▽

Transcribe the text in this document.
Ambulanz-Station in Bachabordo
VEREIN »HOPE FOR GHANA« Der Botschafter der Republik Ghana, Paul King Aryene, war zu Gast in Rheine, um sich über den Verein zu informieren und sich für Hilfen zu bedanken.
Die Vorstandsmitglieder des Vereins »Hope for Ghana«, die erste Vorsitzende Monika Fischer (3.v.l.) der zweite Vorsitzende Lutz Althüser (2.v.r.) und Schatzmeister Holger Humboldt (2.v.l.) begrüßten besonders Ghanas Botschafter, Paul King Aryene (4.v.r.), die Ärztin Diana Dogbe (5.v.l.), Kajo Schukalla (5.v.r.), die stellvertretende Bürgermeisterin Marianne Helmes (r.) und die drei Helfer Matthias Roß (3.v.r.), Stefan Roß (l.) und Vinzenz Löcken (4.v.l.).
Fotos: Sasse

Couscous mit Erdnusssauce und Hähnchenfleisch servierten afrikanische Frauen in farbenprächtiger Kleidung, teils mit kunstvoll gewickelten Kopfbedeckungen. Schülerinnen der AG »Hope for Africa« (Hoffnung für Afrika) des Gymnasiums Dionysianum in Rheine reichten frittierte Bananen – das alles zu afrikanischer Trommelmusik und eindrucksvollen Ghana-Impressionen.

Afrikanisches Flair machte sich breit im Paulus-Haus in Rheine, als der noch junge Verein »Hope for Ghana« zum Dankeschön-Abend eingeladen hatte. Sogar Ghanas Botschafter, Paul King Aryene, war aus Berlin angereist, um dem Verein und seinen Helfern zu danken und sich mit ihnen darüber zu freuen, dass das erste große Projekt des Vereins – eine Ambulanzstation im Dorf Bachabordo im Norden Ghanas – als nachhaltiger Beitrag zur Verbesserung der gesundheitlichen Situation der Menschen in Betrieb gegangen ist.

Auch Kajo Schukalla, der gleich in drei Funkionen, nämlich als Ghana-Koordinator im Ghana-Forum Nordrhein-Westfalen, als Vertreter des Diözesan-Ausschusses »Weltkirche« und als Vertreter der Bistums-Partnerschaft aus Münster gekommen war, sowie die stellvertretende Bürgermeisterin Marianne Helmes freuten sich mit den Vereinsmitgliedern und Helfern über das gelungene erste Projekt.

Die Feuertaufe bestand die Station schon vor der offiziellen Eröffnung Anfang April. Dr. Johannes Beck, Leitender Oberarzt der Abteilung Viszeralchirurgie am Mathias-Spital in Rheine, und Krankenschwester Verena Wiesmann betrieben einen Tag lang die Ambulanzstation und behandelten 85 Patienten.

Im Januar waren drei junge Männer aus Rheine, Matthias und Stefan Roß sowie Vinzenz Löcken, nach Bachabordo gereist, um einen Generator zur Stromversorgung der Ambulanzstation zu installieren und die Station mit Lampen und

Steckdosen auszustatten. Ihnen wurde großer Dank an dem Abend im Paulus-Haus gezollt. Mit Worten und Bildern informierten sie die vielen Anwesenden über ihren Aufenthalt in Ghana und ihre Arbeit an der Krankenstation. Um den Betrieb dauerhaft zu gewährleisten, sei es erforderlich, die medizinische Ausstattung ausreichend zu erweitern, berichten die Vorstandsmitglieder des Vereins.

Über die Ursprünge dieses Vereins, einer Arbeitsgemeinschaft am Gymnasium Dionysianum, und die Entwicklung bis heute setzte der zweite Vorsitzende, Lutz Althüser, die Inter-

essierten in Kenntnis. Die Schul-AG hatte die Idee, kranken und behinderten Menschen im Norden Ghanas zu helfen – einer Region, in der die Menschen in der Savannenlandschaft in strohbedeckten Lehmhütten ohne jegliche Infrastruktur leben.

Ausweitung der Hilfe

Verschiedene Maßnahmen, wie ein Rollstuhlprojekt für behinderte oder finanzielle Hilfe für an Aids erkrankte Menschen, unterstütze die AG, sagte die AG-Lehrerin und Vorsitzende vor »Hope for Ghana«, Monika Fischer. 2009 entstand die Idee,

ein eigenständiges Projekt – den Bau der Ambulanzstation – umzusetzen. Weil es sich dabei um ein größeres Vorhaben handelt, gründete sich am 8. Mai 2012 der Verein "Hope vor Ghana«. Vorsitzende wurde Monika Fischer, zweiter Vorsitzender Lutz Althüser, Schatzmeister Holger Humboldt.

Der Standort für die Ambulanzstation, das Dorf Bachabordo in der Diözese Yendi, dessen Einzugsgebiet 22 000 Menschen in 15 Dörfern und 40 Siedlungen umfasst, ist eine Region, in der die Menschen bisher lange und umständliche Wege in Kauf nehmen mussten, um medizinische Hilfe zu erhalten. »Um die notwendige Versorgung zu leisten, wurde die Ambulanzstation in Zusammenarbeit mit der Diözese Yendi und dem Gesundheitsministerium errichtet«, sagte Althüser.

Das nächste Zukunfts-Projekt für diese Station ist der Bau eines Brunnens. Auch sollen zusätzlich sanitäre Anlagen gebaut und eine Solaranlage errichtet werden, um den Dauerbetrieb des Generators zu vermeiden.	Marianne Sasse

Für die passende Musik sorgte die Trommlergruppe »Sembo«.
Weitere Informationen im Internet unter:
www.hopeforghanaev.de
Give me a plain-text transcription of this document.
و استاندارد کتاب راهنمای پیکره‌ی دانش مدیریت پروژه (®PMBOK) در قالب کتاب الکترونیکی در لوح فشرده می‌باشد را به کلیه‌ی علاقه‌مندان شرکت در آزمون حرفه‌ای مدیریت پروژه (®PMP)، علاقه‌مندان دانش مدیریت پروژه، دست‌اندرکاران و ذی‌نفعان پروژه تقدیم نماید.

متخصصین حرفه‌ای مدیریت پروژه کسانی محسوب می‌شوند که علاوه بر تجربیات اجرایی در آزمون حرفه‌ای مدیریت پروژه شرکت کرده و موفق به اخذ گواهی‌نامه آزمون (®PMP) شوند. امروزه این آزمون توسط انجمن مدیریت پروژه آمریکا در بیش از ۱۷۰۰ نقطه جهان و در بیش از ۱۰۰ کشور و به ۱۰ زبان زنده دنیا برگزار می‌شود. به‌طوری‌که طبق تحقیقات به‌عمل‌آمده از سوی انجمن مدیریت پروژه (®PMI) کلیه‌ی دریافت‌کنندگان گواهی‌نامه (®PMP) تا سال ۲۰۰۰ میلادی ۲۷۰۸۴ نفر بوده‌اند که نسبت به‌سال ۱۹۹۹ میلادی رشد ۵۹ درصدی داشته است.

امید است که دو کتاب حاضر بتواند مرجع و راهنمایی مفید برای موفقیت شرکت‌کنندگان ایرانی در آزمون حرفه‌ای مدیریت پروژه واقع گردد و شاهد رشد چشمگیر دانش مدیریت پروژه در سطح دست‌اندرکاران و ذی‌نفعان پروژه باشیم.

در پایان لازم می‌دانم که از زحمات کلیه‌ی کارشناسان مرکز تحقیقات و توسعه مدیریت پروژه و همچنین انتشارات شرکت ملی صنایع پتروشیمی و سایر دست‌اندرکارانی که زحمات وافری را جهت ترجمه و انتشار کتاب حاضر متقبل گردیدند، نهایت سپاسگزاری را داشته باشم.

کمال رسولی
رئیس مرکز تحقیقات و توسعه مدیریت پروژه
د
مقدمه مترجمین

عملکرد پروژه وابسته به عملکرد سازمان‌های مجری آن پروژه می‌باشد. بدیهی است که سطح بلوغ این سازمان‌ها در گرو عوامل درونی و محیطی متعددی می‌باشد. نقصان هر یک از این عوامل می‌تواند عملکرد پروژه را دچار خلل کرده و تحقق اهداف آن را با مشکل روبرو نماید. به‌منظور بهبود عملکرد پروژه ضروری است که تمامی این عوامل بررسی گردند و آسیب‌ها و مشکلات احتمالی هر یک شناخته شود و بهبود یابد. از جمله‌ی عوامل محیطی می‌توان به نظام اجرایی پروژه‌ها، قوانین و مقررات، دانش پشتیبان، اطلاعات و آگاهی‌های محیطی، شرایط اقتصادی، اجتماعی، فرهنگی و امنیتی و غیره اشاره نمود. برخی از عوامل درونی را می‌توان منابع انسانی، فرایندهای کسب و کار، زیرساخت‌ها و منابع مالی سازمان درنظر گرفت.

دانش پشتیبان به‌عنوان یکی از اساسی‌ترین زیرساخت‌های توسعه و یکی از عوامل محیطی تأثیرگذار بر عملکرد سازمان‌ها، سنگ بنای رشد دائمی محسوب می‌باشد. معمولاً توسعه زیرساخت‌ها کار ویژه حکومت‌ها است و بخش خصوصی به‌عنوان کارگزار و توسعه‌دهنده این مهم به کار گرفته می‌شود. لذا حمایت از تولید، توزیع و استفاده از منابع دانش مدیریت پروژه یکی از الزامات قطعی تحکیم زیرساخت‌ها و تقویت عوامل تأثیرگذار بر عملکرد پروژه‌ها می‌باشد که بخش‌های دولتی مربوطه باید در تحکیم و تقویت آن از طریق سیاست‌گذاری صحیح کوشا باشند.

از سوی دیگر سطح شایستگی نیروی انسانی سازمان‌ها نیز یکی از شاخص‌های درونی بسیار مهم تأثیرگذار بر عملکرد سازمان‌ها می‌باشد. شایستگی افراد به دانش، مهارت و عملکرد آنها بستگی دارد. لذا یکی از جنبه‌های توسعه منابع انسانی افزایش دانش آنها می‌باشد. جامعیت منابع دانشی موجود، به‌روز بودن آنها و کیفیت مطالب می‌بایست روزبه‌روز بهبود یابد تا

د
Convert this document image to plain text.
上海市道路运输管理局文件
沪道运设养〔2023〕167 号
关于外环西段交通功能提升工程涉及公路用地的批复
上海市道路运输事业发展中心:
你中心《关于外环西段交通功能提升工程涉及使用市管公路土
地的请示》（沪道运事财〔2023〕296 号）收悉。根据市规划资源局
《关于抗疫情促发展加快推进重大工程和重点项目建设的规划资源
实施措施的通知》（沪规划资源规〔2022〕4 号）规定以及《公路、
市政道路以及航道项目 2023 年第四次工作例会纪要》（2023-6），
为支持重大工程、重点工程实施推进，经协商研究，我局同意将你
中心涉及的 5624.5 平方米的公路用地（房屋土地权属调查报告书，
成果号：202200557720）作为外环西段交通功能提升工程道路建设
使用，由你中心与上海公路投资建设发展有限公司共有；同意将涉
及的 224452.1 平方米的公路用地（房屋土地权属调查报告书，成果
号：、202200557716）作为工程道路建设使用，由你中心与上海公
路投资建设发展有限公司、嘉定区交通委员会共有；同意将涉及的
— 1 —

△

Exercise directions:
Only the lines from the one containing "Convert this document image to plain text." to the end of the records should be repeated, exactly as they appear.

Complete answer:
Convert this document image to plain text.
上海市道路运输管理局文件
沪道运设养〔2023〕167 号
关于外环西段交通功能提升工程涉及公路用地的批复
上海市道路运输事业发展中心:
你中心《关于外环西段交通功能提升工程涉及使用市管公路土
地的请示》（沪道运事财〔2023〕296 号）收悉。根据市规划资源局
《关于抗疫情促发展加快推进重大工程和重点项目建设的规划资源
实施措施的通知》（沪规划资源规〔2022〕4 号）规定以及《公路、
市政道路以及航道项目 2023 年第四次工作例会纪要》（2023-6），
为支持重大工程、重点工程实施推进，经协商研究，我局同意将你
中心涉及的 5624.5 平方米的公路用地（房屋土地权属调查报告书，
成果号：202200557720）作为外环西段交通功能提升工程道路建设
使用，由你中心与上海公路投资建设发展有限公司共有；同意将涉
及的 224452.1 平方米的公路用地（房屋土地权属调查报告书，成果
号：、202200557716）作为工程道路建设使用，由你中心与上海公
路投资建设发展有限公司、嘉定区交通委员会共有；同意将涉及的
— 1 —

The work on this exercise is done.